Work to be completed: In the entries below, find the lines with the word "text" and copy them.

+++

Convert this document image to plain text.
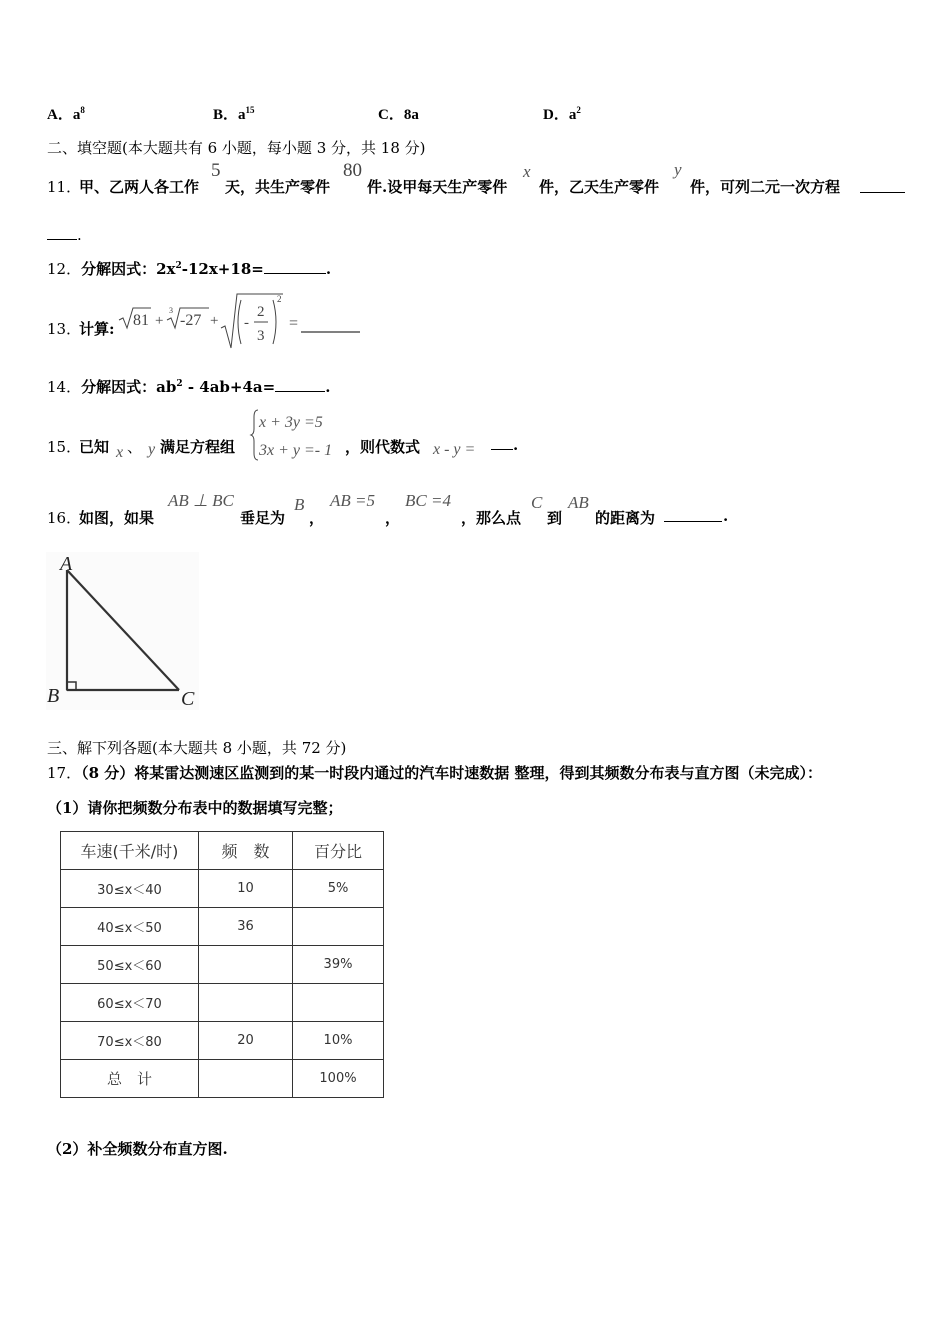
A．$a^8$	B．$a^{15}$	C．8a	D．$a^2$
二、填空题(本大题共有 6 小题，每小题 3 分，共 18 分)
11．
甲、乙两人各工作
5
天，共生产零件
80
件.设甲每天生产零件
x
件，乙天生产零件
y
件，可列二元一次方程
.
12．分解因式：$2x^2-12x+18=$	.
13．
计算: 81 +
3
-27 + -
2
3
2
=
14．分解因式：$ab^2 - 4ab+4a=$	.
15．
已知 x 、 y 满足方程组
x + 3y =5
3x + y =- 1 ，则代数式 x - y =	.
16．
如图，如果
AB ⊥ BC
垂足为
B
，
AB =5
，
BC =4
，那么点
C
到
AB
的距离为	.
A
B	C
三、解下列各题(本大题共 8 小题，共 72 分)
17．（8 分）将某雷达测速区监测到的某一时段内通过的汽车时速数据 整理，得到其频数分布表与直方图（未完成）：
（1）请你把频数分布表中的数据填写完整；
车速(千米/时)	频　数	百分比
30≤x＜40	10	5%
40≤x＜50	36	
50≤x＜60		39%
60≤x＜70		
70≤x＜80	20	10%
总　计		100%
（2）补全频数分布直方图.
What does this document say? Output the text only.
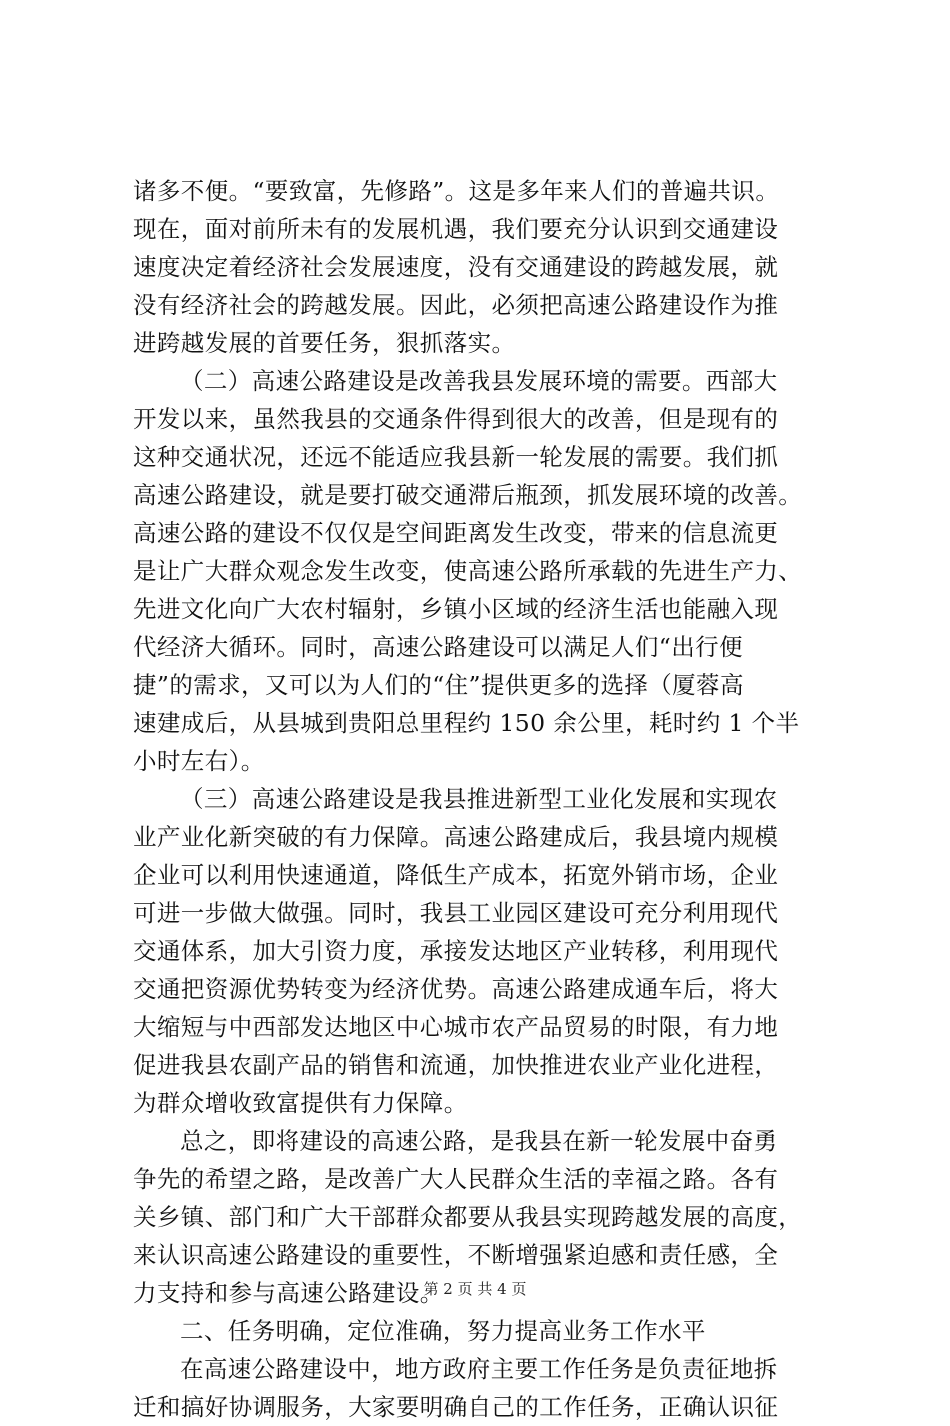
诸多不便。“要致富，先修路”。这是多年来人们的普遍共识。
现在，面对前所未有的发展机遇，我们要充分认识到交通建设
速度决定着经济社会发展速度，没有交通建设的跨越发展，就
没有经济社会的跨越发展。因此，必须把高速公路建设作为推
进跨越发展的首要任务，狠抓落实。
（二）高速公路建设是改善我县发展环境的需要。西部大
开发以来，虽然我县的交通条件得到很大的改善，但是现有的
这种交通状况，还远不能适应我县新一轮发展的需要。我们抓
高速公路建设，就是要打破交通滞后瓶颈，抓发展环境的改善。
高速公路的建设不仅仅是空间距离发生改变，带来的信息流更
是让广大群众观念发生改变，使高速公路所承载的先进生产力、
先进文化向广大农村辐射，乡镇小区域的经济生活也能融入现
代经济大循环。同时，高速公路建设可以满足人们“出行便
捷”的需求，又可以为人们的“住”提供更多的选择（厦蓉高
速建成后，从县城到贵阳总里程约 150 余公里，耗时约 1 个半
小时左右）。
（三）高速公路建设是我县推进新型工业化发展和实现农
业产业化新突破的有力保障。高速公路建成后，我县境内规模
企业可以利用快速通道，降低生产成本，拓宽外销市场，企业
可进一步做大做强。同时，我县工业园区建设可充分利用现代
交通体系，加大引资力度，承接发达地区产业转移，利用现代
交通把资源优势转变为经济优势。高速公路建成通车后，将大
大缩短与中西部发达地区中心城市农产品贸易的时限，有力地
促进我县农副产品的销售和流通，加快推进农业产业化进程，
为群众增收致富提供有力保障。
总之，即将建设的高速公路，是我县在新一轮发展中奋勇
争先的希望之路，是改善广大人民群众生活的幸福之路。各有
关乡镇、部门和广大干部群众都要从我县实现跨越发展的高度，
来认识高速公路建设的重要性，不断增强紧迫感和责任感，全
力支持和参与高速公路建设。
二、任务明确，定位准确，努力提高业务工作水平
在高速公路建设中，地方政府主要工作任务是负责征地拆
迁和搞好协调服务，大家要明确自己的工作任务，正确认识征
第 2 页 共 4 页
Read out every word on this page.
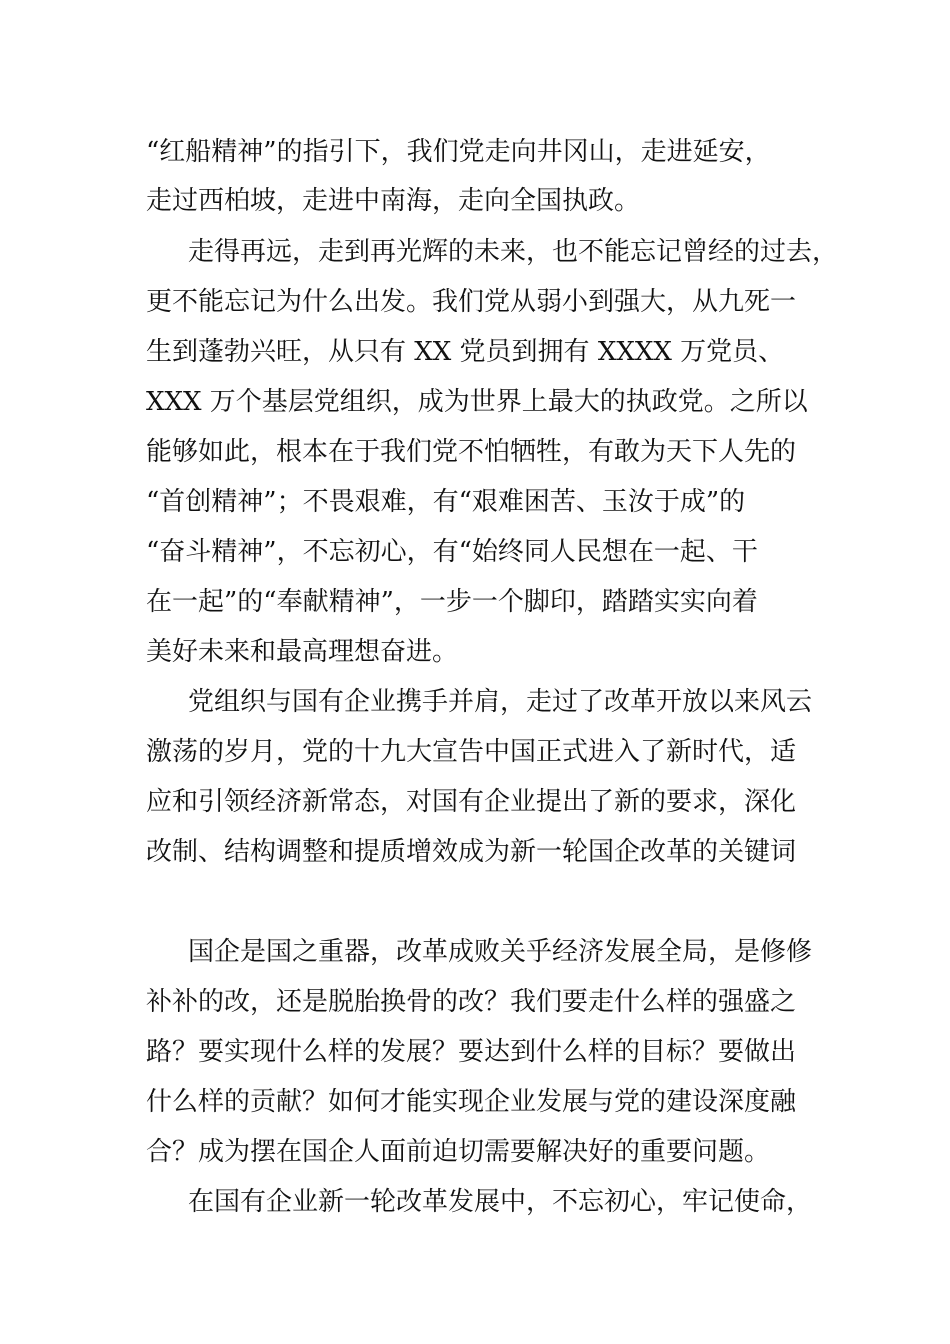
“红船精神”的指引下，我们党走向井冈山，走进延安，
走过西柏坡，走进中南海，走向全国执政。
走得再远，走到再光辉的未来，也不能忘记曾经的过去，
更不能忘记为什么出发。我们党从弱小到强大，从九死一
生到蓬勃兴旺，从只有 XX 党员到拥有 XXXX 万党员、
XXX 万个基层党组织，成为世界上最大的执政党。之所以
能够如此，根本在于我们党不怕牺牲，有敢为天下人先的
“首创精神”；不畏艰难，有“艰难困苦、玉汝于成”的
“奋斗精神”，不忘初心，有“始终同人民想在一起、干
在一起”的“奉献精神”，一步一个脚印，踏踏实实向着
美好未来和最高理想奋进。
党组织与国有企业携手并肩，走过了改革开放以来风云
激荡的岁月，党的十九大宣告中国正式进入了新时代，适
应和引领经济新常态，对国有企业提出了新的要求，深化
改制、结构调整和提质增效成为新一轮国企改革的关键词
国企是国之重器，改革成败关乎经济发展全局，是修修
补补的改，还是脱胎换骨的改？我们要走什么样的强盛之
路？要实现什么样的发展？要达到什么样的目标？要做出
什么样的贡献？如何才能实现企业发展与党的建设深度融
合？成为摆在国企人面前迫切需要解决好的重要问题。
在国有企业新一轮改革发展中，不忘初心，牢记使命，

+++

Result of this exercise:
Convert this document image to plain text.
What does this document say? Output the text only.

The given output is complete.